Print all of the entries exactly, minus the pictures.
>>>
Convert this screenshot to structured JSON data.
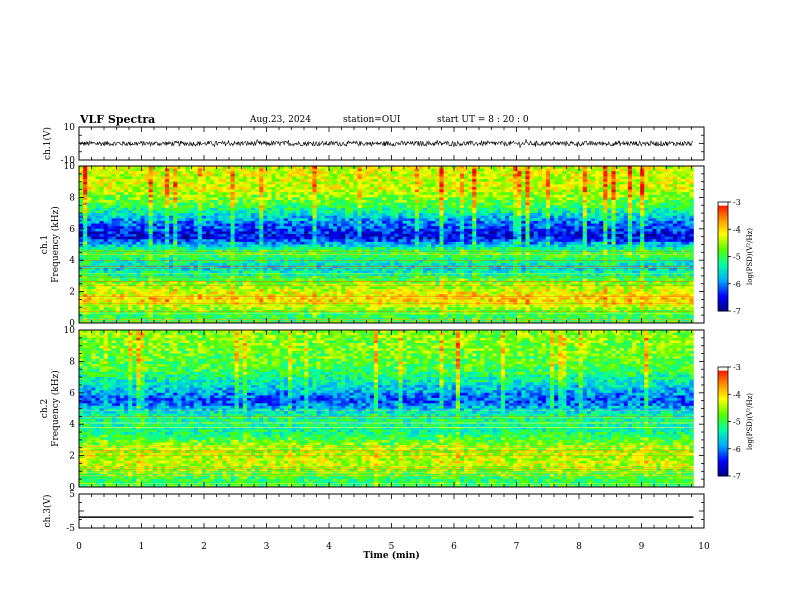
{
  "header": {
    "title": "VLF Spectra",
    "date": "Aug.23, 2024",
    "station": "station=OUI",
    "start_ut": "start UT =  8 : 20 : 0"
  },
  "chart_data": [
    {
      "type": "line",
      "panel": "ch1-waveform",
      "ylabel": "ch.1(V)",
      "ytick_labels": [
        "10",
        "-10"
      ],
      "ylim": [
        -10,
        10
      ],
      "xlim": [
        0,
        10
      ],
      "description_values": {
        "mean": 0,
        "amplitude_range": [
          -1.5,
          1.5
        ]
      }
    },
    {
      "type": "heatmap",
      "panel": "ch1-spectrogram",
      "ylabel_line1": "ch.1",
      "ylabel_line2": "Frequency (kHz)",
      "ytick_labels": [
        "0",
        "2",
        "4",
        "6",
        "8",
        "10"
      ],
      "ylim": [
        0,
        10
      ],
      "xlim": [
        0,
        9.83
      ],
      "colorbar": {
        "label": "log(PSD)(V²/Hz)",
        "tick_labels": [
          "-3",
          "-4",
          "-5",
          "-6",
          "-7"
        ],
        "range": [
          -7,
          -3
        ]
      },
      "approx_log_psd_by_frequency_khz": [
        {
          "f": 0.5,
          "v": -5.0
        },
        {
          "f": 1.5,
          "v": -3.9
        },
        {
          "f": 2.5,
          "v": -4.6
        },
        {
          "f": 3.5,
          "v": -5.6
        },
        {
          "f": 4.5,
          "v": -4.8
        },
        {
          "f": 5.5,
          "v": -6.6
        },
        {
          "f": 6.5,
          "v": -5.9
        },
        {
          "f": 7.5,
          "v": -4.9
        },
        {
          "f": 8.5,
          "v": -4.3
        },
        {
          "f": 9.5,
          "v": -4.3
        }
      ]
    },
    {
      "type": "heatmap",
      "panel": "ch2-spectrogram",
      "ylabel_line1": "ch.2",
      "ylabel_line2": "Frequency (kHz)",
      "ytick_labels": [
        "0",
        "2",
        "4",
        "6",
        "8",
        "10"
      ],
      "ylim": [
        0,
        10
      ],
      "xlim": [
        0,
        9.83
      ],
      "colorbar": {
        "label": "log(PSD)(V²/Hz)",
        "tick_labels": [
          "-3",
          "-4",
          "-5",
          "-6",
          "-7"
        ],
        "range": [
          -7,
          -3
        ]
      },
      "approx_log_psd_by_frequency_khz": [
        {
          "f": 0.5,
          "v": -5.0
        },
        {
          "f": 1.5,
          "v": -4.3
        },
        {
          "f": 2.5,
          "v": -4.5
        },
        {
          "f": 3.5,
          "v": -5.2
        },
        {
          "f": 4.5,
          "v": -5.2
        },
        {
          "f": 5.5,
          "v": -6.2
        },
        {
          "f": 6.5,
          "v": -5.5
        },
        {
          "f": 7.5,
          "v": -4.9
        },
        {
          "f": 8.5,
          "v": -4.7
        },
        {
          "f": 9.5,
          "v": -4.6
        }
      ]
    },
    {
      "type": "line",
      "panel": "ch3-waveform",
      "ylabel": "ch.3(V)",
      "ytick_labels": [
        "5",
        "-5"
      ],
      "ylim": [
        -5,
        5
      ],
      "xlim": [
        0,
        10
      ],
      "x": [
        0,
        9.83
      ],
      "y": [
        -1.8,
        -1.8
      ]
    }
  ],
  "xaxis": {
    "label": "Time (min)",
    "tick_labels": [
      "0",
      "1",
      "2",
      "3",
      "4",
      "5",
      "6",
      "7",
      "8",
      "9",
      "10"
    ],
    "range": [
      0,
      10
    ]
  },
  "colors": {
    "colormap": [
      "#000080",
      "#0000ff",
      "#00aaff",
      "#00ffaa",
      "#55ff00",
      "#ffff00",
      "#ff8800",
      "#ff0000",
      "#ffffff"
    ]
  }
}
<<<
• [Finished answer]:
Convert this screenshot to structured JSON data.
{
  "header": {
    "title": "VLF Spectra",
    "date": "Aug.23, 2024",
    "station": "station=OUI",
    "start_ut": "start UT =  8 : 20 : 0"
  },
  "chart_data": [
    {
      "type": "line",
      "panel": "ch1-waveform",
      "ylabel": "ch.1(V)",
      "ytick_labels": [
        "10",
        "-10"
      ],
      "ylim": [
        -10,
        10
      ],
      "xlim": [
        0,
        10
      ],
      "description_values": {
        "mean": 0,
        "amplitude_range": [
          -1.5,
          1.5
        ]
      }
    },
    {
      "type": "heatmap",
      "panel": "ch1-spectrogram",
      "ylabel_line1": "ch.1",
      "ylabel_line2": "Frequency (kHz)",
      "ytick_labels": [
        "0",
        "2",
        "4",
        "6",
        "8",
        "10"
      ],
      "ylim": [
        0,
        10
      ],
      "xlim": [
        0,
        9.83
      ],
      "colorbar": {
        "label": "log(PSD)(V²/Hz)",
        "tick_labels": [
          "-3",
          "-4",
          "-5",
          "-6",
          "-7"
        ],
        "range": [
          -7,
          -3
        ]
      },
      "approx_log_psd_by_frequency_khz": [
        {
          "f": 0.5,
          "v": -5.0
        },
        {
          "f": 1.5,
          "v": -3.9
        },
        {
          "f": 2.5,
          "v": -4.6
        },
        {
          "f": 3.5,
          "v": -5.6
        },
        {
          "f": 4.5,
          "v": -4.8
        },
        {
          "f": 5.5,
          "v": -6.6
        },
        {
          "f": 6.5,
          "v": -5.9
        },
        {
          "f": 7.5,
          "v": -4.9
        },
        {
          "f": 8.5,
          "v": -4.3
        },
        {
          "f": 9.5,
          "v": -4.3
        }
      ]
    },
    {
      "type": "heatmap",
      "panel": "ch2-spectrogram",
      "ylabel_line1": "ch.2",
      "ylabel_line2": "Frequency (kHz)",
      "ytick_labels": [
        "0",
        "2",
        "4",
        "6",
        "8",
        "10"
      ],
      "ylim": [
        0,
        10
      ],
      "xlim": [
        0,
        9.83
      ],
      "colorbar": {
        "label": "log(PSD)(V²/Hz)",
        "tick_labels": [
          "-3",
          "-4",
          "-5",
          "-6",
          "-7"
        ],
        "range": [
          -7,
          -3
        ]
      },
      "approx_log_psd_by_frequency_khz": [
        {
          "f": 0.5,
          "v": -5.0
        },
        {
          "f": 1.5,
          "v": -4.3
        },
        {
          "f": 2.5,
          "v": -4.5
        },
        {
          "f": 3.5,
          "v": -5.2
        },
        {
          "f": 4.5,
          "v": -5.2
        },
        {
          "f": 5.5,
          "v": -6.2
        },
        {
          "f": 6.5,
          "v": -5.5
        },
        {
          "f": 7.5,
          "v": -4.9
        },
        {
          "f": 8.5,
          "v": -4.7
        },
        {
          "f": 9.5,
          "v": -4.6
        }
      ]
    },
    {
      "type": "line",
      "panel": "ch3-waveform",
      "ylabel": "ch.3(V)",
      "ytick_labels": [
        "5",
        "-5"
      ],
      "ylim": [
        -5,
        5
      ],
      "xlim": [
        0,
        10
      ],
      "x": [
        0,
        9.83
      ],
      "y": [
        -1.8,
        -1.8
      ]
    }
  ],
  "xaxis": {
    "label": "Time (min)",
    "tick_labels": [
      "0",
      "1",
      "2",
      "3",
      "4",
      "5",
      "6",
      "7",
      "8",
      "9",
      "10"
    ],
    "range": [
      0,
      10
    ]
  },
  "colors": {
    "colormap": [
      "#000080",
      "#0000ff",
      "#00aaff",
      "#00ffaa",
      "#55ff00",
      "#ffff00",
      "#ff8800",
      "#ff0000",
      "#ffffff"
    ]
  }
}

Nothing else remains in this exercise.